Stored entries
****************
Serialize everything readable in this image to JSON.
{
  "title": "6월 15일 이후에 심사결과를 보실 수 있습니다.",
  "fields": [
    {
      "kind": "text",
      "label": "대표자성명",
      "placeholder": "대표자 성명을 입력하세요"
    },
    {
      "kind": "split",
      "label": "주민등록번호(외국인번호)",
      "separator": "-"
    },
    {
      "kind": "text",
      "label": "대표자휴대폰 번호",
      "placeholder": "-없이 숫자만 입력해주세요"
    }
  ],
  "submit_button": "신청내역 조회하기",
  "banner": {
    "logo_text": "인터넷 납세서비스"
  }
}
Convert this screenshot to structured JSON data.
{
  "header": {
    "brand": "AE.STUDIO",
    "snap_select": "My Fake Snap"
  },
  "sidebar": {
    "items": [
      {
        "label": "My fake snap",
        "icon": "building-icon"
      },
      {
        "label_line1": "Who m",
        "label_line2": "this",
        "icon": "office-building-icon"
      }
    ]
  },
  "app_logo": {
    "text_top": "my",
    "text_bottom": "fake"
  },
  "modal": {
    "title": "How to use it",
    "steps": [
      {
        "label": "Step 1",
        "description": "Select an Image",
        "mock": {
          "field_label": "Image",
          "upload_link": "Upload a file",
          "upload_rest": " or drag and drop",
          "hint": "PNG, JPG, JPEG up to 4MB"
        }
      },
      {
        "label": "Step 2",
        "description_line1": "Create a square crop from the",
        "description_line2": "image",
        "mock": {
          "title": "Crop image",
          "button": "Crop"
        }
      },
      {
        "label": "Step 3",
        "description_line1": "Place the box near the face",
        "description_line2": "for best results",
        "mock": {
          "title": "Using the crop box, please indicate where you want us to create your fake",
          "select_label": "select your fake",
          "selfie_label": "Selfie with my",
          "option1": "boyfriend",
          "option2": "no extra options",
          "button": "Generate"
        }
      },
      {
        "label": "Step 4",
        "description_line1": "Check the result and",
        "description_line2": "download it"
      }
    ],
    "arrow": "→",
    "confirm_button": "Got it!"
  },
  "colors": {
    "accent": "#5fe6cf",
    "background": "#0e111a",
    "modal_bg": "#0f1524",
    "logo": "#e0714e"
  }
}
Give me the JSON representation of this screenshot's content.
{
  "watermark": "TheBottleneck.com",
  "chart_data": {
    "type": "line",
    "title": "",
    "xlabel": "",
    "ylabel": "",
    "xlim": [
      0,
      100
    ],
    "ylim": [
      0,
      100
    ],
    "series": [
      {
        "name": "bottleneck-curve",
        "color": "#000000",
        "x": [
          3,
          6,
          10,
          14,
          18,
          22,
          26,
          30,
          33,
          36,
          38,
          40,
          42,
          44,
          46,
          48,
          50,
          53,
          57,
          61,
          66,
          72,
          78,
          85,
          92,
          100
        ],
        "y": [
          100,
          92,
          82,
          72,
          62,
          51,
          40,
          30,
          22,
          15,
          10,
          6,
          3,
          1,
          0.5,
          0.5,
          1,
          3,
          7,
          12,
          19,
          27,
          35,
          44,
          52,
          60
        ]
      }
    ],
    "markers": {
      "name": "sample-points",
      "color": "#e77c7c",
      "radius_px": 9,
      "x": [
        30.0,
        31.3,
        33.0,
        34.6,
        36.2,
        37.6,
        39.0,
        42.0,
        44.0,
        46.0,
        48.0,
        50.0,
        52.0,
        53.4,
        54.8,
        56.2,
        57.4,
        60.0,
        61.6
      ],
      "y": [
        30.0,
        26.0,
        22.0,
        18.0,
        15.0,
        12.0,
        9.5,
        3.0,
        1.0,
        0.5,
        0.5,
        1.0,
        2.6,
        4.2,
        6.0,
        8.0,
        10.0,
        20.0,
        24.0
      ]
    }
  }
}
****************
The request => Using the material above, print every entry exactly as written.

Problem solution =>
Serialize everything readable in this image to JSON.
{
  "title": "6월 15일 이후에 심사결과를 보실 수 있습니다.",
  "fields": [
    {
      "kind": "text",
      "label": "대표자성명",
      "placeholder": "대표자 성명을 입력하세요"
    },
    {
      "kind": "split",
      "label": "주민등록번호(외국인번호)",
      "separator": "-"
    },
    {
      "kind": "text",
      "label": "대표자휴대폰 번호",
      "placeholder": "-없이 숫자만 입력해주세요"
    }
  ],
  "submit_button": "신청내역 조회하기",
  "banner": {
    "logo_text": "인터넷 납세서비스"
  }
}
Convert this screenshot to structured JSON data.
{
  "header": {
    "brand": "AE.STUDIO",
    "snap_select": "My Fake Snap"
  },
  "sidebar": {
    "items": [
      {
        "label": "My fake snap",
        "icon": "building-icon"
      },
      {
        "label_line1": "Who m",
        "label_line2": "this",
        "icon": "office-building-icon"
      }
    ]
  },
  "app_logo": {
    "text_top": "my",
    "text_bottom": "fake"
  },
  "modal": {
    "title": "How to use it",
    "steps": [
      {
        "label": "Step 1",
        "description": "Select an Image",
        "mock": {
          "field_label": "Image",
          "upload_link": "Upload a file",
          "upload_rest": " or drag and drop",
          "hint": "PNG, JPG, JPEG up to 4MB"
        }
      },
      {
        "label": "Step 2",
        "description_line1": "Create a square crop from the",
        "description_line2": "image",
        "mock": {
          "title": "Crop image",
          "button": "Crop"
        }
      },
      {
        "label": "Step 3",
        "description_line1": "Place the box near the face",
        "description_line2": "for best results",
        "mock": {
          "title": "Using the crop box, please indicate where you want us to create your fake",
          "select_label": "select your fake",
          "selfie_label": "Selfie with my",
          "option1": "boyfriend",
          "option2": "no extra options",
          "button": "Generate"
        }
      },
      {
        "label": "Step 4",
        "description_line1": "Check the result and",
        "description_line2": "download it"
      }
    ],
    "arrow": "→",
    "confirm_button": "Got it!"
  },
  "colors": {
    "accent": "#5fe6cf",
    "background": "#0e111a",
    "modal_bg": "#0f1524",
    "logo": "#e0714e"
  }
}
Give me the JSON representation of this screenshot's content.
{
  "watermark": "TheBottleneck.com",
  "chart_data": {
    "type": "line",
    "title": "",
    "xlabel": "",
    "ylabel": "",
    "xlim": [
      0,
      100
    ],
    "ylim": [
      0,
      100
    ],
    "series": [
      {
        "name": "bottleneck-curve",
        "color": "#000000",
        "x": [
          3,
          6,
          10,
          14,
          18,
          22,
          26,
          30,
          33,
          36,
          38,
          40,
          42,
          44,
          46,
          48,
          50,
          53,
          57,
          61,
          66,
          72,
          78,
          85,
          92,
          100
        ],
        "y": [
          100,
          92,
          82,
          72,
          62,
          51,
          40,
          30,
          22,
          15,
          10,
          6,
          3,
          1,
          0.5,
          0.5,
          1,
          3,
          7,
          12,
          19,
          27,
          35,
          44,
          52,
          60
        ]
      }
    ],
    "markers": {
      "name": "sample-points",
      "color": "#e77c7c",
      "radius_px": 9,
      "x": [
        30.0,
        31.3,
        33.0,
        34.6,
        36.2,
        37.6,
        39.0,
        42.0,
        44.0,
        46.0,
        48.0,
        50.0,
        52.0,
        53.4,
        54.8,
        56.2,
        57.4,
        60.0,
        61.6
      ],
      "y": [
        30.0,
        26.0,
        22.0,
        18.0,
        15.0,
        12.0,
        9.5,
        3.0,
        1.0,
        0.5,
        0.5,
        1.0,
        2.6,
        4.2,
        6.0,
        8.0,
        10.0,
        20.0,
        24.0
      ]
    }
  }
}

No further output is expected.